(Rows from a dataset)
====================

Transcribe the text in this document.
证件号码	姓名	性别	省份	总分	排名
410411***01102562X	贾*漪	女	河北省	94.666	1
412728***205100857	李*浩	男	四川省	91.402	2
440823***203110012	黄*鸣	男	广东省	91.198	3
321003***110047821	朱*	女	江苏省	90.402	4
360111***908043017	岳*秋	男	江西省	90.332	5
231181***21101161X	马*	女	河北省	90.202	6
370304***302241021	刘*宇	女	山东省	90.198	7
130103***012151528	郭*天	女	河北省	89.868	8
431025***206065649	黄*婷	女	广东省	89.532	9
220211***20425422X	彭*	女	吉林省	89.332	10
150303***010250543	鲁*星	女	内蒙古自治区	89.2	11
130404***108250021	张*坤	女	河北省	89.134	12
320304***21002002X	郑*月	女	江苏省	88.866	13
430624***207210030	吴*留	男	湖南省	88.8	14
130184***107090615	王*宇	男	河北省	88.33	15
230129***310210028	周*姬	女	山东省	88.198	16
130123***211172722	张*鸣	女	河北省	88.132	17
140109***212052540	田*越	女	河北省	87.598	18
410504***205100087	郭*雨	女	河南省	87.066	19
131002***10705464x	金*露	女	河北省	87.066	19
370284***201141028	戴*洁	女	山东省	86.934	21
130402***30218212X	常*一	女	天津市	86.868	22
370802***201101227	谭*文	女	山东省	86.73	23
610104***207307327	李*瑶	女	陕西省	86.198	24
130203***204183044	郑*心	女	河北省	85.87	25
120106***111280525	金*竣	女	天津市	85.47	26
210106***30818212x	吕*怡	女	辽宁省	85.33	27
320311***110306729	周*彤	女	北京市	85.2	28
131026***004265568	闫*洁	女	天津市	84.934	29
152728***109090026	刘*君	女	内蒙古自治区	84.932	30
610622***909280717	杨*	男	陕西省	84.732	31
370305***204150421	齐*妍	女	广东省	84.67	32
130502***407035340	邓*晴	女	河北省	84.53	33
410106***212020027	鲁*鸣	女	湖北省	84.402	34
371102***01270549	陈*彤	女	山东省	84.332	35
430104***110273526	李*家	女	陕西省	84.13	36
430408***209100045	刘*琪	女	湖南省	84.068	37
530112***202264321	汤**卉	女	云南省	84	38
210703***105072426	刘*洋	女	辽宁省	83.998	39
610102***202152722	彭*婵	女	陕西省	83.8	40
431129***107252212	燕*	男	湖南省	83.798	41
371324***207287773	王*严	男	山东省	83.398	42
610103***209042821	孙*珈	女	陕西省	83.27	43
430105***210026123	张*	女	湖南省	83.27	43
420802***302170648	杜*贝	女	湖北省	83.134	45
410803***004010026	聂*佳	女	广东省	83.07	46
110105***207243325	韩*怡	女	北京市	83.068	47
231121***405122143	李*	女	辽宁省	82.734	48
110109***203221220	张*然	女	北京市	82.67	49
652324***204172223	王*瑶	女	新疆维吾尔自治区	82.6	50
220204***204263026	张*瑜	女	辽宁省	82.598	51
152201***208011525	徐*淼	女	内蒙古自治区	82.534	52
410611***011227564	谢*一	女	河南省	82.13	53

====================

TO BE DONE
Repeat the data in its entirety, character for character.

ANSWER TO THE PROBLEM
Transcribe the text in this document.
证件号码	姓名	性别	省份	总分	排名
410411***01102562X	贾*漪	女	河北省	94.666	1
412728***205100857	李*浩	男	四川省	91.402	2
440823***203110012	黄*鸣	男	广东省	91.198	3
321003***110047821	朱*	女	江苏省	90.402	4
360111***908043017	岳*秋	男	江西省	90.332	5
231181***21101161X	马*	女	河北省	90.202	6
370304***302241021	刘*宇	女	山东省	90.198	7
130103***012151528	郭*天	女	河北省	89.868	8
431025***206065649	黄*婷	女	广东省	89.532	9
220211***20425422X	彭*	女	吉林省	89.332	10
150303***010250543	鲁*星	女	内蒙古自治区	89.2	11
130404***108250021	张*坤	女	河北省	89.134	12
320304***21002002X	郑*月	女	江苏省	88.866	13
430624***207210030	吴*留	男	湖南省	88.8	14
130184***107090615	王*宇	男	河北省	88.33	15
230129***310210028	周*姬	女	山东省	88.198	16
130123***211172722	张*鸣	女	河北省	88.132	17
140109***212052540	田*越	女	河北省	87.598	18
410504***205100087	郭*雨	女	河南省	87.066	19
131002***10705464x	金*露	女	河北省	87.066	19
370284***201141028	戴*洁	女	山东省	86.934	21
130402***30218212X	常*一	女	天津市	86.868	22
370802***201101227	谭*文	女	山东省	86.73	23
610104***207307327	李*瑶	女	陕西省	86.198	24
130203***204183044	郑*心	女	河北省	85.87	25
120106***111280525	金*竣	女	天津市	85.47	26
210106***30818212x	吕*怡	女	辽宁省	85.33	27
320311***110306729	周*彤	女	北京市	85.2	28
131026***004265568	闫*洁	女	天津市	84.934	29
152728***109090026	刘*君	女	内蒙古自治区	84.932	30
610622***909280717	杨*	男	陕西省	84.732	31
370305***204150421	齐*妍	女	广东省	84.67	32
130502***407035340	邓*晴	女	河北省	84.53	33
410106***212020027	鲁*鸣	女	湖北省	84.402	34
371102***01270549	陈*彤	女	山东省	84.332	35
430104***110273526	李*家	女	陕西省	84.13	36
430408***209100045	刘*琪	女	湖南省	84.068	37
530112***202264321	汤**卉	女	云南省	84	38
210703***105072426	刘*洋	女	辽宁省	83.998	39
610102***202152722	彭*婵	女	陕西省	83.8	40
431129***107252212	燕*	男	湖南省	83.798	41
371324***207287773	王*严	男	山东省	83.398	42
610103***209042821	孙*珈	女	陕西省	83.27	43
430105***210026123	张*	女	湖南省	83.27	43
420802***302170648	杜*贝	女	湖北省	83.134	45
410803***004010026	聂*佳	女	广东省	83.07	46
110105***207243325	韩*怡	女	北京市	83.068	47
231121***405122143	李*	女	辽宁省	82.734	48
110109***203221220	张*然	女	北京市	82.67	49
652324***204172223	王*瑶	女	新疆维吾尔自治区	82.6	50
220204***204263026	张*瑜	女	辽宁省	82.598	51
152201***208011525	徐*淼	女	内蒙古自治区	82.534	52
410611***011227564	谢*一	女	河南省	82.13	53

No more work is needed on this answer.